## Exercise
Copy down all of the data underneath, exactly as shown.
**** Material for this task
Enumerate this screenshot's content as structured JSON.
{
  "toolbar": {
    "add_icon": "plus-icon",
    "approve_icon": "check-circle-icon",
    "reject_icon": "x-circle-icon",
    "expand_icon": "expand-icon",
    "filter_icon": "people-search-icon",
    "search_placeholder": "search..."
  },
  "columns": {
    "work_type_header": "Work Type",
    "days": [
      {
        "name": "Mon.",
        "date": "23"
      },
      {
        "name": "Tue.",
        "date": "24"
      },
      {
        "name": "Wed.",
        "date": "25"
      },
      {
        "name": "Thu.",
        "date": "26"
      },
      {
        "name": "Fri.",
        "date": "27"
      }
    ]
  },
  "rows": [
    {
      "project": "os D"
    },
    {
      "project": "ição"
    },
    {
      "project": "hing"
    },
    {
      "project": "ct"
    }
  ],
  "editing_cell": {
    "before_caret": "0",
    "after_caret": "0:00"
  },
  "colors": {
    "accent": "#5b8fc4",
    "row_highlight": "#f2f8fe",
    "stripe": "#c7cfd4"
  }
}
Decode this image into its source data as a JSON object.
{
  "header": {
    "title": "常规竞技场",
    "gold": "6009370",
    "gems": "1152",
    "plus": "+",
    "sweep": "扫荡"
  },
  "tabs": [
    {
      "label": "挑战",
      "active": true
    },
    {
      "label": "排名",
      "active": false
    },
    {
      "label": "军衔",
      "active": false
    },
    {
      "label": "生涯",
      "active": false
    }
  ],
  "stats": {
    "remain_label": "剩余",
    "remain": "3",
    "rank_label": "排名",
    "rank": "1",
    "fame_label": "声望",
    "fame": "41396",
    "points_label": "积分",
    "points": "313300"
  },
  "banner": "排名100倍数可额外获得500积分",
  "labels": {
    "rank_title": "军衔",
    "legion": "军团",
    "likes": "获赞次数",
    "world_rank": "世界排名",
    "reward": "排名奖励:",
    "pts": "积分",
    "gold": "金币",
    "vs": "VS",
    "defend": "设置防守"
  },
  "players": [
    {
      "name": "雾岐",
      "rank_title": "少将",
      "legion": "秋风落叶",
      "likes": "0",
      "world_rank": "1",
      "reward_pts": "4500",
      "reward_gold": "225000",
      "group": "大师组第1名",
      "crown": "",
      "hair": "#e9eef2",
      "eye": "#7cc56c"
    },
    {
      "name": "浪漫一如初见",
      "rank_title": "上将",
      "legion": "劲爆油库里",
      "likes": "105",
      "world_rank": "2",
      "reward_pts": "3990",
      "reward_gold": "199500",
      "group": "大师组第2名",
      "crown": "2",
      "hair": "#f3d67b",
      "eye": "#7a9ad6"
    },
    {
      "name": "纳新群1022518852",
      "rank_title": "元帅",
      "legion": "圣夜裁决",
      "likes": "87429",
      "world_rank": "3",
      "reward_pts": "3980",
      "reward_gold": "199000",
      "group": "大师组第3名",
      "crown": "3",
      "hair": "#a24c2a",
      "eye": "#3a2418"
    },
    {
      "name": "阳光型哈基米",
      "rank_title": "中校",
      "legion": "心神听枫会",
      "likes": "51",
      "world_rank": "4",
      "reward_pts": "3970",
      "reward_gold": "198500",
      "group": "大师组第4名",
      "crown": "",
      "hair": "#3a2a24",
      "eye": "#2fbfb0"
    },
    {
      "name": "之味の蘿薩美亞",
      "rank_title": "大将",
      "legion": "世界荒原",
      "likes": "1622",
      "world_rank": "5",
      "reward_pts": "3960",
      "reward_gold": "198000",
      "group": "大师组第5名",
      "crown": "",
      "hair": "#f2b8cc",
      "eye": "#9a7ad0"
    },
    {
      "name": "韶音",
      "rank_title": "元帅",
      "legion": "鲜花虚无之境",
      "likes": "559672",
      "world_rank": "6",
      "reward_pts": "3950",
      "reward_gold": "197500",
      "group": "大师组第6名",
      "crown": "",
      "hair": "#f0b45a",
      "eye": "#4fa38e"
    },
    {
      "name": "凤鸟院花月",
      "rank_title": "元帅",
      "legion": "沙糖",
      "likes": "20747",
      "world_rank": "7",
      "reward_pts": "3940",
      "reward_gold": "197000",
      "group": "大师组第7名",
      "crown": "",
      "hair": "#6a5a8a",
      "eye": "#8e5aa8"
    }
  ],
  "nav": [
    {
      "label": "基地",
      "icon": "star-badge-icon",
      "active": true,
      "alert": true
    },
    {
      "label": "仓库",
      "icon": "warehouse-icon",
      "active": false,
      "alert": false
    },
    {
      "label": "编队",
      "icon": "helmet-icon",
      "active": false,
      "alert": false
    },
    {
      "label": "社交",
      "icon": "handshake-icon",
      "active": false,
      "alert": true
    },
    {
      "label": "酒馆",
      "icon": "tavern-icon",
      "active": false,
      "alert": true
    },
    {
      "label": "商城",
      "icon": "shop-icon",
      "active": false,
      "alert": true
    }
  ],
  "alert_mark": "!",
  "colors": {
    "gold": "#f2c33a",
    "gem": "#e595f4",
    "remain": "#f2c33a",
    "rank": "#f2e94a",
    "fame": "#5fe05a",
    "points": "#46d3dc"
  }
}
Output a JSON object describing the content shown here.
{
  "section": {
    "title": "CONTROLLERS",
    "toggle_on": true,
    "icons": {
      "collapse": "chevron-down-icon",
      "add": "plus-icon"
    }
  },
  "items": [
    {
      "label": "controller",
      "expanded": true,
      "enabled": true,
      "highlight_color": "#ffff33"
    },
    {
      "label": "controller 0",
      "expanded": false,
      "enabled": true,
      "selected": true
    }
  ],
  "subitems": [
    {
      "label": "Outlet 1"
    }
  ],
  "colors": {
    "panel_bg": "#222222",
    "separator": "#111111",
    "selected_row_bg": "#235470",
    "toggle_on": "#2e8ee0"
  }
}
********
## Solution for this task
Enumerate this screenshot's content as structured JSON.
{
  "toolbar": {
    "add_icon": "plus-icon",
    "approve_icon": "check-circle-icon",
    "reject_icon": "x-circle-icon",
    "expand_icon": "expand-icon",
    "filter_icon": "people-search-icon",
    "search_placeholder": "search..."
  },
  "columns": {
    "work_type_header": "Work Type",
    "days": [
      {
        "name": "Mon.",
        "date": "23"
      },
      {
        "name": "Tue.",
        "date": "24"
      },
      {
        "name": "Wed.",
        "date": "25"
      },
      {
        "name": "Thu.",
        "date": "26"
      },
      {
        "name": "Fri.",
        "date": "27"
      }
    ]
  },
  "rows": [
    {
      "project": "os D"
    },
    {
      "project": "ição"
    },
    {
      "project": "hing"
    },
    {
      "project": "ct"
    }
  ],
  "editing_cell": {
    "before_caret": "0",
    "after_caret": "0:00"
  },
  "colors": {
    "accent": "#5b8fc4",
    "row_highlight": "#f2f8fe",
    "stripe": "#c7cfd4"
  }
}
Decode this image into its source data as a JSON object.
{
  "header": {
    "title": "常规竞技场",
    "gold": "6009370",
    "gems": "1152",
    "plus": "+",
    "sweep": "扫荡"
  },
  "tabs": [
    {
      "label": "挑战",
      "active": true
    },
    {
      "label": "排名",
      "active": false
    },
    {
      "label": "军衔",
      "active": false
    },
    {
      "label": "生涯",
      "active": false
    }
  ],
  "stats": {
    "remain_label": "剩余",
    "remain": "3",
    "rank_label": "排名",
    "rank": "1",
    "fame_label": "声望",
    "fame": "41396",
    "points_label": "积分",
    "points": "313300"
  },
  "banner": "排名100倍数可额外获得500积分",
  "labels": {
    "rank_title": "军衔",
    "legion": "军团",
    "likes": "获赞次数",
    "world_rank": "世界排名",
    "reward": "排名奖励:",
    "pts": "积分",
    "gold": "金币",
    "vs": "VS",
    "defend": "设置防守"
  },
  "players": [
    {
      "name": "雾岐",
      "rank_title": "少将",
      "legion": "秋风落叶",
      "likes": "0",
      "world_rank": "1",
      "reward_pts": "4500",
      "reward_gold": "225000",
      "group": "大师组第1名",
      "crown": "",
      "hair": "#e9eef2",
      "eye": "#7cc56c"
    },
    {
      "name": "浪漫一如初见",
      "rank_title": "上将",
      "legion": "劲爆油库里",
      "likes": "105",
      "world_rank": "2",
      "reward_pts": "3990",
      "reward_gold": "199500",
      "group": "大师组第2名",
      "crown": "2",
      "hair": "#f3d67b",
      "eye": "#7a9ad6"
    },
    {
      "name": "纳新群1022518852",
      "rank_title": "元帅",
      "legion": "圣夜裁决",
      "likes": "87429",
      "world_rank": "3",
      "reward_pts": "3980",
      "reward_gold": "199000",
      "group": "大师组第3名",
      "crown": "3",
      "hair": "#a24c2a",
      "eye": "#3a2418"
    },
    {
      "name": "阳光型哈基米",
      "rank_title": "中校",
      "legion": "心神听枫会",
      "likes": "51",
      "world_rank": "4",
      "reward_pts": "3970",
      "reward_gold": "198500",
      "group": "大师组第4名",
      "crown": "",
      "hair": "#3a2a24",
      "eye": "#2fbfb0"
    },
    {
      "name": "之味の蘿薩美亞",
      "rank_title": "大将",
      "legion": "世界荒原",
      "likes": "1622",
      "world_rank": "5",
      "reward_pts": "3960",
      "reward_gold": "198000",
      "group": "大师组第5名",
      "crown": "",
      "hair": "#f2b8cc",
      "eye": "#9a7ad0"
    },
    {
      "name": "韶音",
      "rank_title": "元帅",
      "legion": "鲜花虚无之境",
      "likes": "559672",
      "world_rank": "6",
      "reward_pts": "3950",
      "reward_gold": "197500",
      "group": "大师组第6名",
      "crown": "",
      "hair": "#f0b45a",
      "eye": "#4fa38e"
    },
    {
      "name": "凤鸟院花月",
      "rank_title": "元帅",
      "legion": "沙糖",
      "likes": "20747",
      "world_rank": "7",
      "reward_pts": "3940",
      "reward_gold": "197000",
      "group": "大师组第7名",
      "crown": "",
      "hair": "#6a5a8a",
      "eye": "#8e5aa8"
    }
  ],
  "nav": [
    {
      "label": "基地",
      "icon": "star-badge-icon",
      "active": true,
      "alert": true
    },
    {
      "label": "仓库",
      "icon": "warehouse-icon",
      "active": false,
      "alert": false
    },
    {
      "label": "编队",
      "icon": "helmet-icon",
      "active": false,
      "alert": false
    },
    {
      "label": "社交",
      "icon": "handshake-icon",
      "active": false,
      "alert": true
    },
    {
      "label": "酒馆",
      "icon": "tavern-icon",
      "active": false,
      "alert": true
    },
    {
      "label": "商城",
      "icon": "shop-icon",
      "active": false,
      "alert": true
    }
  ],
  "alert_mark": "!",
  "colors": {
    "gold": "#f2c33a",
    "gem": "#e595f4",
    "remain": "#f2c33a",
    "rank": "#f2e94a",
    "fame": "#5fe05a",
    "points": "#46d3dc"
  }
}
Output a JSON object describing the content shown here.
{
  "section": {
    "title": "CONTROLLERS",
    "toggle_on": true,
    "icons": {
      "collapse": "chevron-down-icon",
      "add": "plus-icon"
    }
  },
  "items": [
    {
      "label": "controller",
      "expanded": true,
      "enabled": true,
      "highlight_color": "#ffff33"
    },
    {
      "label": "controller 0",
      "expanded": false,
      "enabled": true,
      "selected": true
    }
  ],
  "subitems": [
    {
      "label": "Outlet 1"
    }
  ],
  "colors": {
    "panel_bg": "#222222",
    "separator": "#111111",
    "selected_row_bg": "#235470",
    "toggle_on": "#2e8ee0"
  }
}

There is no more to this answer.